## MATERIALS PROVIDED
"""
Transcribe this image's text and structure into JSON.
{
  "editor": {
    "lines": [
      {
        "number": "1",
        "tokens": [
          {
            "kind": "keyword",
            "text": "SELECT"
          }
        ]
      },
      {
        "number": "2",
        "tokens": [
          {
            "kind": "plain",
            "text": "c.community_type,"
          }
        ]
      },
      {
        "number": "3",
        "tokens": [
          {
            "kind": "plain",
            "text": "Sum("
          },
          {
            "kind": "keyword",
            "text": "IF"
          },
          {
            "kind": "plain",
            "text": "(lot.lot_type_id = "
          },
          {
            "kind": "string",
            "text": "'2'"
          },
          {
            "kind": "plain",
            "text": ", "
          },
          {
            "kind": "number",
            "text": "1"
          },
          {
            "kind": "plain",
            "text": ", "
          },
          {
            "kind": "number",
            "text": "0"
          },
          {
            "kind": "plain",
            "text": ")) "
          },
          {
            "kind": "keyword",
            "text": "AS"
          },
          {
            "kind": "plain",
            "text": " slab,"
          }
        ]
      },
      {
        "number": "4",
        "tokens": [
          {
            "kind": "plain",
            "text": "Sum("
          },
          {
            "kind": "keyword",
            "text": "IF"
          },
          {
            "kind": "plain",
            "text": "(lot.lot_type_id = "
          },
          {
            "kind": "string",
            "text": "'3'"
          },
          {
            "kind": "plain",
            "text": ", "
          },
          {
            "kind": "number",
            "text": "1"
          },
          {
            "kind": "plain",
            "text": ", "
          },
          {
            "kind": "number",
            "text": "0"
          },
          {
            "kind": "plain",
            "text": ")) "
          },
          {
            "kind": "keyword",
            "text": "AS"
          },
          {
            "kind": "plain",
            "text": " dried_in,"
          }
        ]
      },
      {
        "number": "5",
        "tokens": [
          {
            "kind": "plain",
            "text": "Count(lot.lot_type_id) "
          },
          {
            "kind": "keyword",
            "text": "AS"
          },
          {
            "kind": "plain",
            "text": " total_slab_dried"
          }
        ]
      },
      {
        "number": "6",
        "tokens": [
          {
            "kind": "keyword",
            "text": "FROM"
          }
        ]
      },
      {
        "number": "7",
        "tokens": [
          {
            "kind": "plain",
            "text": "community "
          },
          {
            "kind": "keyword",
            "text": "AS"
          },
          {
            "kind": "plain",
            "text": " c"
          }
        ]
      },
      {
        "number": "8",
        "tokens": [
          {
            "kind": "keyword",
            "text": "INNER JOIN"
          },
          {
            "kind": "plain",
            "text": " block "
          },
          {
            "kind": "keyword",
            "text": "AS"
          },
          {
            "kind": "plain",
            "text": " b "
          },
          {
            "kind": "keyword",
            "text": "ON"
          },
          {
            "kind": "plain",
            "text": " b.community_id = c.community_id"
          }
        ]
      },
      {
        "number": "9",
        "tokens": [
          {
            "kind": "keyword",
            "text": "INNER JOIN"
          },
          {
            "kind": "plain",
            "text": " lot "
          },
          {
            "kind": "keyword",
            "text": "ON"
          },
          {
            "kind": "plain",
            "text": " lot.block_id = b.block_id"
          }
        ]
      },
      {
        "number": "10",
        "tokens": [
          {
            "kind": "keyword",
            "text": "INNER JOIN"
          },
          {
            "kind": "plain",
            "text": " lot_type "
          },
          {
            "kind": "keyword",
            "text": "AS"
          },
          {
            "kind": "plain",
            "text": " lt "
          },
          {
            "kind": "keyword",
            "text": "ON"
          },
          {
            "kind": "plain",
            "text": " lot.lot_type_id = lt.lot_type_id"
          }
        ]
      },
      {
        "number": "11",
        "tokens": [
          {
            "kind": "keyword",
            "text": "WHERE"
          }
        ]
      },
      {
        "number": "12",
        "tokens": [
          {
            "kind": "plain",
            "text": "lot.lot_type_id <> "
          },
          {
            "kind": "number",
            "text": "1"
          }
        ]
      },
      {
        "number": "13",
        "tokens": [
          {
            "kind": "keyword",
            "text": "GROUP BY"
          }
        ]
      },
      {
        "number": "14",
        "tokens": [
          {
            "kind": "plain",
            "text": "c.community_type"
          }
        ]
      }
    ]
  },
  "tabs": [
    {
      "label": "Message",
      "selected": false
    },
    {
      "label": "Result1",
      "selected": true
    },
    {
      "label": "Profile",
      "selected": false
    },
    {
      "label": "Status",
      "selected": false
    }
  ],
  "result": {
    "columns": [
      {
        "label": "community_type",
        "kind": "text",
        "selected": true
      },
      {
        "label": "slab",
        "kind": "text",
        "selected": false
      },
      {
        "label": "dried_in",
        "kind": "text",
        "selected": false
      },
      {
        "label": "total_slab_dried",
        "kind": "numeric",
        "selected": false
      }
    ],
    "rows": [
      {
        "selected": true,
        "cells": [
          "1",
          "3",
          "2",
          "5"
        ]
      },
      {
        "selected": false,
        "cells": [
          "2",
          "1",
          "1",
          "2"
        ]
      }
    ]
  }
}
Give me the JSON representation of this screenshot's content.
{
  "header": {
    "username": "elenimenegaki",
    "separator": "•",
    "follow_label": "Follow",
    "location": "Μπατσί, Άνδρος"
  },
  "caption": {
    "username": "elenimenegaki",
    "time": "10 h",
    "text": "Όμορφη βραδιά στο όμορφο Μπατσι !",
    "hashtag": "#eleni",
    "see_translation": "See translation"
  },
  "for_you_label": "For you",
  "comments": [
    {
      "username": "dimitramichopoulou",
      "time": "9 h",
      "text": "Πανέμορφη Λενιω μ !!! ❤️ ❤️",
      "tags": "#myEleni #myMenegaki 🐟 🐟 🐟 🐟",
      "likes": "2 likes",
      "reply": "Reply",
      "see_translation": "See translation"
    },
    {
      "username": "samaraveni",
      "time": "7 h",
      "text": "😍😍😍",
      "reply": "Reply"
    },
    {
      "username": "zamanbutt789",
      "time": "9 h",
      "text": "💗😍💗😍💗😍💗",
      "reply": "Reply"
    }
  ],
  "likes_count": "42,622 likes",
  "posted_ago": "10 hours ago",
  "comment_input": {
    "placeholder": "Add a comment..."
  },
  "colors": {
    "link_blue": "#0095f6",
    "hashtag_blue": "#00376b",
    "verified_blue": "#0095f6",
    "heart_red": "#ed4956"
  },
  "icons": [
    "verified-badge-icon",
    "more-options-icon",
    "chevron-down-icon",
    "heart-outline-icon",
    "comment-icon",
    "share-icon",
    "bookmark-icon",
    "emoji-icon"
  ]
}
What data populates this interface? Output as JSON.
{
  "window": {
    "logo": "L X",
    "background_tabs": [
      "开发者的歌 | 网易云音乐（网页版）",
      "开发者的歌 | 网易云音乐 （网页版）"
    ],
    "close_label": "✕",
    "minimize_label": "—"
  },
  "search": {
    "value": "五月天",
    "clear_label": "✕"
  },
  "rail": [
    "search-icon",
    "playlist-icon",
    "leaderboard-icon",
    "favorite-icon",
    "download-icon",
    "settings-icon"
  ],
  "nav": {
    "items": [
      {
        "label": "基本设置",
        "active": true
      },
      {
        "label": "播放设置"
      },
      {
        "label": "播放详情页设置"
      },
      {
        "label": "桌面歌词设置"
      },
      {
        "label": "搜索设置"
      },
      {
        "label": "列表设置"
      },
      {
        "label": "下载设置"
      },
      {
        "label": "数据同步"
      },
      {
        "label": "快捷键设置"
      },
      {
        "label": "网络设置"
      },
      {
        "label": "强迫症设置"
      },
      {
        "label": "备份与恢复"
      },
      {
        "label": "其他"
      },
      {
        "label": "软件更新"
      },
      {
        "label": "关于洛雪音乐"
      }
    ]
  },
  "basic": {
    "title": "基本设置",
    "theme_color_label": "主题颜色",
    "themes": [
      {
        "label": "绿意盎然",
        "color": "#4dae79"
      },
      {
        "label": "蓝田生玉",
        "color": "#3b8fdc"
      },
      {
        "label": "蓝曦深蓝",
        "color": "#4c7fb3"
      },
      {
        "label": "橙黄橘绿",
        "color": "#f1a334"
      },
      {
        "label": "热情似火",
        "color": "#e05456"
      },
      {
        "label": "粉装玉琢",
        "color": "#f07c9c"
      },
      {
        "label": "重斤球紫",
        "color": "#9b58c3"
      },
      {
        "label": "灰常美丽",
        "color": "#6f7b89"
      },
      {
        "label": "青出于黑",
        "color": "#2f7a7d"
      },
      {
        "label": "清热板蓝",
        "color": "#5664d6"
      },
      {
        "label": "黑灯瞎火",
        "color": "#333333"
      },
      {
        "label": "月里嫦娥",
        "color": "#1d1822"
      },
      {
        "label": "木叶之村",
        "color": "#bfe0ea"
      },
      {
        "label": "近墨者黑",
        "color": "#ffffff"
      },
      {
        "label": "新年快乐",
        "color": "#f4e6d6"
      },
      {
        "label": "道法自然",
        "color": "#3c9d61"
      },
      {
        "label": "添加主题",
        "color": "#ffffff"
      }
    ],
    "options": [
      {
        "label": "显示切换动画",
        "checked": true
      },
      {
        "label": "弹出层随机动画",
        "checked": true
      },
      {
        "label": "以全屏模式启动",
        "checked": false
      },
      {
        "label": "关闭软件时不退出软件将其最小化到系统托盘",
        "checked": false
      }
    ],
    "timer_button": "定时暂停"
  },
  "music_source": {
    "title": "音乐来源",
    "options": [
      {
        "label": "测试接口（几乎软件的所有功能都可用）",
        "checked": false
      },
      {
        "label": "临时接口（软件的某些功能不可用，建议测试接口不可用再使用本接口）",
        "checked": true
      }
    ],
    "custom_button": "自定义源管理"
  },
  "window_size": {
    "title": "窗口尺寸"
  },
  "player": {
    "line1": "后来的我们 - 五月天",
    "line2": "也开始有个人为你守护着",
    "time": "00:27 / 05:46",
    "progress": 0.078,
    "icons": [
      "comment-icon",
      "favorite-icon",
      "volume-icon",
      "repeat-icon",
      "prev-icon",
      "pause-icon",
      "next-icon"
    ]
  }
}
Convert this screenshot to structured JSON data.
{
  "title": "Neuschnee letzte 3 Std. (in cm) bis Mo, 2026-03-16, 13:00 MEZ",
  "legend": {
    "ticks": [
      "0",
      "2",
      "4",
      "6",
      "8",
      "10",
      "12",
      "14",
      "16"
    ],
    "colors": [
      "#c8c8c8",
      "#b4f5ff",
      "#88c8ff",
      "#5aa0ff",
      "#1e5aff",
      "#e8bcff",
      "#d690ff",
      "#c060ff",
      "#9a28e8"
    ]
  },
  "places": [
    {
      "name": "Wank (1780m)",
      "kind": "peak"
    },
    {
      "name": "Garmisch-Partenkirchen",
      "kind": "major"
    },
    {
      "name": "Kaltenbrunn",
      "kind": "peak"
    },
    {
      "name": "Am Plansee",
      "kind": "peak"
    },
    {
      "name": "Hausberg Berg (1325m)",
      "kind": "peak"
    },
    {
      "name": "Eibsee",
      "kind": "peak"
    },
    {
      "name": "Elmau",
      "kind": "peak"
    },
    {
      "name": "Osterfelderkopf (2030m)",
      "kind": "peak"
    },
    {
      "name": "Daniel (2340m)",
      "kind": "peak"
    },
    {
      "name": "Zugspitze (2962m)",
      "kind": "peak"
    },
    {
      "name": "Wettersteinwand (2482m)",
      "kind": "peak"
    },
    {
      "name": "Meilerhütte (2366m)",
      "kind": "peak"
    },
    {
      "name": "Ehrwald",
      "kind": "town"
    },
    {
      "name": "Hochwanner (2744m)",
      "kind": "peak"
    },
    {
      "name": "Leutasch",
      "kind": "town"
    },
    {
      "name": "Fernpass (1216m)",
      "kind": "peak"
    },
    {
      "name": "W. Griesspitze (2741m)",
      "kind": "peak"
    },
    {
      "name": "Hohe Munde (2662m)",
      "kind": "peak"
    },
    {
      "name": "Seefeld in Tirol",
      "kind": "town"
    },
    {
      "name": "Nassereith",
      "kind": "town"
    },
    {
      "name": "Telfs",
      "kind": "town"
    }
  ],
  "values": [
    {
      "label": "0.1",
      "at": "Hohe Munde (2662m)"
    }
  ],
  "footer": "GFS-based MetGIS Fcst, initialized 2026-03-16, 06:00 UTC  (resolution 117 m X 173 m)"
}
"""
## WHAT YOU ARE ASKED TO DO
Where does the word "translation" appear in the listing? List each line that holds it.

## OUTPUT OF THE EXERCISE
    "see_translation": "See translation"
      "see_translation": "See translation"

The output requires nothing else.